WHAT THE EXERCISE ASKS: Extract each line from the entries below that has the string "两学一做" in it.

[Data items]
-.-.-

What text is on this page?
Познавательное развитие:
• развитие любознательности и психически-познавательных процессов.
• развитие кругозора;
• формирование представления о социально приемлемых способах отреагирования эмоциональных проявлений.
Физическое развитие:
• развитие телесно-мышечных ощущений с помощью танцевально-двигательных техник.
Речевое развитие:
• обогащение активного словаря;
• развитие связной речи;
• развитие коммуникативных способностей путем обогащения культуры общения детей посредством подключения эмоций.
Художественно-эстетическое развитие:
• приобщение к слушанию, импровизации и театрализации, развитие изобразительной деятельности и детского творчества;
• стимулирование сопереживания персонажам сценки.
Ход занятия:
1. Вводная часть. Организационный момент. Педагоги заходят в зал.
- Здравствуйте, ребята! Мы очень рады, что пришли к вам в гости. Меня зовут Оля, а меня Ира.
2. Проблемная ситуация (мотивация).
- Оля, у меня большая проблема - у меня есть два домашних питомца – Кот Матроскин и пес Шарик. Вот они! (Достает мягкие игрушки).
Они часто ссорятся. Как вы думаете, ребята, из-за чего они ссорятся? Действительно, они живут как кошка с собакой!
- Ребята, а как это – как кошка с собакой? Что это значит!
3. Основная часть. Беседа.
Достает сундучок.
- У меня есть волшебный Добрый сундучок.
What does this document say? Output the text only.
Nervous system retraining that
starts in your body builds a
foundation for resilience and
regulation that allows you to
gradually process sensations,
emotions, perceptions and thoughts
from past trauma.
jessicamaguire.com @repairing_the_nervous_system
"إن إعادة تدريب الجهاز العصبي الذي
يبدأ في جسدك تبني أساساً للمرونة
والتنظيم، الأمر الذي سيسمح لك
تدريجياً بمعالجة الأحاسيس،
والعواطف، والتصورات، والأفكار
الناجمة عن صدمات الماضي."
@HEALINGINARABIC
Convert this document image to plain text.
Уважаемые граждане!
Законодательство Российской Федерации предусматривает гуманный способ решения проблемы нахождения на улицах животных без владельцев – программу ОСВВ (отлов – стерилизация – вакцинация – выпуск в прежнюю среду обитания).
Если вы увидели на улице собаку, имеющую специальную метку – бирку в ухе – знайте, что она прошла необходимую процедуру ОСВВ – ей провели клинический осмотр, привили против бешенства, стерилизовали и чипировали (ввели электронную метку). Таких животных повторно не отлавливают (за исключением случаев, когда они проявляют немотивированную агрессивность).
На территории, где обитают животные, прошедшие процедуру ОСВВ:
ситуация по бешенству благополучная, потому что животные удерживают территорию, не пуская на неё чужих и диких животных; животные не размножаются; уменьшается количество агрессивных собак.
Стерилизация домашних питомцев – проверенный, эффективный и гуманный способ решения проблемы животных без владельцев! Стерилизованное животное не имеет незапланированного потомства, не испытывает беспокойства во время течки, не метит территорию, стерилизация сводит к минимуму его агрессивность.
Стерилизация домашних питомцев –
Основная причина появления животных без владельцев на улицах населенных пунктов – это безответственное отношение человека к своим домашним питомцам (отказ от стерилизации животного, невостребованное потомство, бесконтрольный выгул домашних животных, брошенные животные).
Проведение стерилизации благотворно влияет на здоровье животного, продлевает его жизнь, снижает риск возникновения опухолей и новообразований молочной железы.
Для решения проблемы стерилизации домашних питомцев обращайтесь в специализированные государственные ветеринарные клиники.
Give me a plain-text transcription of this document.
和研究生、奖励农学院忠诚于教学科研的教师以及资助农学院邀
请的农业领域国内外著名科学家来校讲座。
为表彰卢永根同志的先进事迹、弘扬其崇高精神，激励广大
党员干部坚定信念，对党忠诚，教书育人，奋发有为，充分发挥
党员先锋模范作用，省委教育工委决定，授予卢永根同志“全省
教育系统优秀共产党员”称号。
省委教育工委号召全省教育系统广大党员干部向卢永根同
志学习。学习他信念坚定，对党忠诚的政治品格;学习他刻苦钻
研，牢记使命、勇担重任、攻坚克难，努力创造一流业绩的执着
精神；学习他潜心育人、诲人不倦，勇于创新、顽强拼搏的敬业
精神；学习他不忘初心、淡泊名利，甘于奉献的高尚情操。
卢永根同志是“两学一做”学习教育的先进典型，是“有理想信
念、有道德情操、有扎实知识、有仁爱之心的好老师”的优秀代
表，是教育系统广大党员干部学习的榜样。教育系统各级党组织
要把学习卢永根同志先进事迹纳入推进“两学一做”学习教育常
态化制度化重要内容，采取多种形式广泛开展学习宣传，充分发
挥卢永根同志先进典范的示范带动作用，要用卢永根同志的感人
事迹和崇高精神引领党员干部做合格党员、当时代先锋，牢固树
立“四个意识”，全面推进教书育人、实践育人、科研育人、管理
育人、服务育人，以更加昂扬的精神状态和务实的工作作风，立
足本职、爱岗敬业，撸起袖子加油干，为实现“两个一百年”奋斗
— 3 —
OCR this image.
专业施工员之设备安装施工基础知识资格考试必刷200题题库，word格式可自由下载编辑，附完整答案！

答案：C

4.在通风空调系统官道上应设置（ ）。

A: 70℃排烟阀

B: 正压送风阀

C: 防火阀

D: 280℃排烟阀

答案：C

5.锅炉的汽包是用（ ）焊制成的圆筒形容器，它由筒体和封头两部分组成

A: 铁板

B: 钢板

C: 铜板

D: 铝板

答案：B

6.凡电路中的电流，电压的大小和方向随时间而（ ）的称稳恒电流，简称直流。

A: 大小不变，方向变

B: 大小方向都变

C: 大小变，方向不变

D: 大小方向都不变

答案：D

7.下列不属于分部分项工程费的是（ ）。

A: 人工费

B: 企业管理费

-.-.-

EXERCISE SOLUTION:
卢永根同志是“两学一做”学习教育的先进典型，是“有理想信
要把学习卢永根同志先进事迹纳入推进“两学一做”学习教育常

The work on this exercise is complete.